§ WHAT YOU ARE ASKED TO DO:
A single number is the answer here: how many lines of the entries contain "Related"?
■ ■ ■ ■
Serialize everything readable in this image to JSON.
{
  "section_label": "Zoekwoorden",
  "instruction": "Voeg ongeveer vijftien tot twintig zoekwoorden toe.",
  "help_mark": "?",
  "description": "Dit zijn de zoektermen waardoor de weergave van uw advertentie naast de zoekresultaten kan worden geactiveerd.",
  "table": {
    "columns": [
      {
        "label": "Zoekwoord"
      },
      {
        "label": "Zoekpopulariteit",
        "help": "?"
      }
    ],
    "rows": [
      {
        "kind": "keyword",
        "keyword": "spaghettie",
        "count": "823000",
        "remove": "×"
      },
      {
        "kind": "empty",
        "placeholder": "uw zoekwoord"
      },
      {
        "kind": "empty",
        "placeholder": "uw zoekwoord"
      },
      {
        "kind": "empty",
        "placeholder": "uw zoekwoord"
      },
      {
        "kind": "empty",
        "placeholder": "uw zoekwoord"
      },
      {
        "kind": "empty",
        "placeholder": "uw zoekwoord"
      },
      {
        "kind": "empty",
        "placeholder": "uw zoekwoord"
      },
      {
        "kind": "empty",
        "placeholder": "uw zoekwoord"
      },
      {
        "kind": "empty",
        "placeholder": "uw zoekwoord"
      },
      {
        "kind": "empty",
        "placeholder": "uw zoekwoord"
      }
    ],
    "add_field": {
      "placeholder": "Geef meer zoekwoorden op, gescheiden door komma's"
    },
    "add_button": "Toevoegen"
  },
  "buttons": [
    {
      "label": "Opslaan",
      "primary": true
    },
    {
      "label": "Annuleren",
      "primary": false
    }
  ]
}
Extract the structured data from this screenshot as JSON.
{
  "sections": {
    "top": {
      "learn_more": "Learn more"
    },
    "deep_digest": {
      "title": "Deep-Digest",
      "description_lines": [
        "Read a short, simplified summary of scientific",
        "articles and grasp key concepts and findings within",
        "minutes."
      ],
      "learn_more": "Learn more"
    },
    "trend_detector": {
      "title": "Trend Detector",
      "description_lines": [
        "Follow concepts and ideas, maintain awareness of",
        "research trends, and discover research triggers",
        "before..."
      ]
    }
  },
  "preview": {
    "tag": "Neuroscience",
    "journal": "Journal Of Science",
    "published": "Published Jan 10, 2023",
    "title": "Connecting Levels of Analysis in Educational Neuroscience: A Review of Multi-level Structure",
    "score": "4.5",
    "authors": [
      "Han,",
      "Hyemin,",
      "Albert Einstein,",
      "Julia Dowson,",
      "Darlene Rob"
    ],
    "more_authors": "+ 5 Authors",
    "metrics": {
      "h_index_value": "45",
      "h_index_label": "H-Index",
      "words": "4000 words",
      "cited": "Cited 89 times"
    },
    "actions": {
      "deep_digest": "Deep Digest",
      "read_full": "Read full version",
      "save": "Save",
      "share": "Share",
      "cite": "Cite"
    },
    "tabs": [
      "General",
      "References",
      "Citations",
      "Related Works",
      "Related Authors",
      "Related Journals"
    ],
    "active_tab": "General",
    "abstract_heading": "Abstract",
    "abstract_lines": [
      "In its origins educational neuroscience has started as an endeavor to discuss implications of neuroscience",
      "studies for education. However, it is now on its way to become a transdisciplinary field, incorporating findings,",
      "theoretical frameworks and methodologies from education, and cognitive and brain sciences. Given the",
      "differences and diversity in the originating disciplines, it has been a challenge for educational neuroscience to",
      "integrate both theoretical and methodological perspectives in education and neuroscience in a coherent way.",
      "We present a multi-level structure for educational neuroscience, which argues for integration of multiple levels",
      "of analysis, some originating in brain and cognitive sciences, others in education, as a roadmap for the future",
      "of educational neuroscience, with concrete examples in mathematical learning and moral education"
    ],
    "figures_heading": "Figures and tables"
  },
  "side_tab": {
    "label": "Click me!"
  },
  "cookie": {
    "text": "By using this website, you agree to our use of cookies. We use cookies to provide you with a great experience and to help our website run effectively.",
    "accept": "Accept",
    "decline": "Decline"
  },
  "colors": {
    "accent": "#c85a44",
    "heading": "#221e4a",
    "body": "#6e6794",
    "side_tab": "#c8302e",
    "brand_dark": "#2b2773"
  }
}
■ ■ ■ ■
§ CORRECT ANSWER:
3